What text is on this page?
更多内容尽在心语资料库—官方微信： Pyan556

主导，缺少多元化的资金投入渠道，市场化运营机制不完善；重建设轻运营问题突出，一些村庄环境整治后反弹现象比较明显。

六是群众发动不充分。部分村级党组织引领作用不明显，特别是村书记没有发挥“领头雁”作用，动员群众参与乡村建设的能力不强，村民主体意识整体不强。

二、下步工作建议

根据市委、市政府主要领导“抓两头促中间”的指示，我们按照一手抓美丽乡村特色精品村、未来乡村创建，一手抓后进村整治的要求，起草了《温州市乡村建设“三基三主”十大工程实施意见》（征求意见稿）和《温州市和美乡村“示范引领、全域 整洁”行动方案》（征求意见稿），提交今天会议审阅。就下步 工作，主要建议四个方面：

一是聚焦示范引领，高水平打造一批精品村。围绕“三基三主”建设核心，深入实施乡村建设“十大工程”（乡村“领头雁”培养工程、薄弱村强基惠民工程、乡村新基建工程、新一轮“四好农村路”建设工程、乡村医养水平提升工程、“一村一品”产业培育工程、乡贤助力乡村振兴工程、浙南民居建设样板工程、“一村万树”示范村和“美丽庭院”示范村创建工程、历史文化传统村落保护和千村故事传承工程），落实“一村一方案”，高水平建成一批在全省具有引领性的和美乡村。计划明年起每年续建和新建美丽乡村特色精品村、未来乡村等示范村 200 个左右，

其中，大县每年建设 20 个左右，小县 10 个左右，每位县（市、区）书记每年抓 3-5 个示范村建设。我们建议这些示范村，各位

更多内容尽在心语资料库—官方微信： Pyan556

GIVEN INSTRUCTION: Copy each record from above without leaving any out.

ANSWER TO THIS TASK:
What text is on this page?
更多内容尽在心语资料库—官方微信： Pyan556

主导，缺少多元化的资金投入渠道，市场化运营机制不完善；重建设轻运营问题突出，一些村庄环境整治后反弹现象比较明显。

六是群众发动不充分。部分村级党组织引领作用不明显，特别是村书记没有发挥“领头雁”作用，动员群众参与乡村建设的能力不强，村民主体意识整体不强。

二、下步工作建议

根据市委、市政府主要领导“抓两头促中间”的指示，我们按照一手抓美丽乡村特色精品村、未来乡村创建，一手抓后进村整治的要求，起草了《温州市乡村建设“三基三主”十大工程实施意见》（征求意见稿）和《温州市和美乡村“示范引领、全域 整洁”行动方案》（征求意见稿），提交今天会议审阅。就下步 工作，主要建议四个方面：

一是聚焦示范引领，高水平打造一批精品村。围绕“三基三主”建设核心，深入实施乡村建设“十大工程”（乡村“领头雁”培养工程、薄弱村强基惠民工程、乡村新基建工程、新一轮“四好农村路”建设工程、乡村医养水平提升工程、“一村一品”产业培育工程、乡贤助力乡村振兴工程、浙南民居建设样板工程、“一村万树”示范村和“美丽庭院”示范村创建工程、历史文化传统村落保护和千村故事传承工程），落实“一村一方案”，高水平建成一批在全省具有引领性的和美乡村。计划明年起每年续建和新建美丽乡村特色精品村、未来乡村等示范村 200 个左右，

其中，大县每年建设 20 个左右，小县 10 个左右，每位县（市、区）书记每年抓 3-5 个示范村建设。我们建议这些示范村，各位

更多内容尽在心语资料库—官方微信： Pyan556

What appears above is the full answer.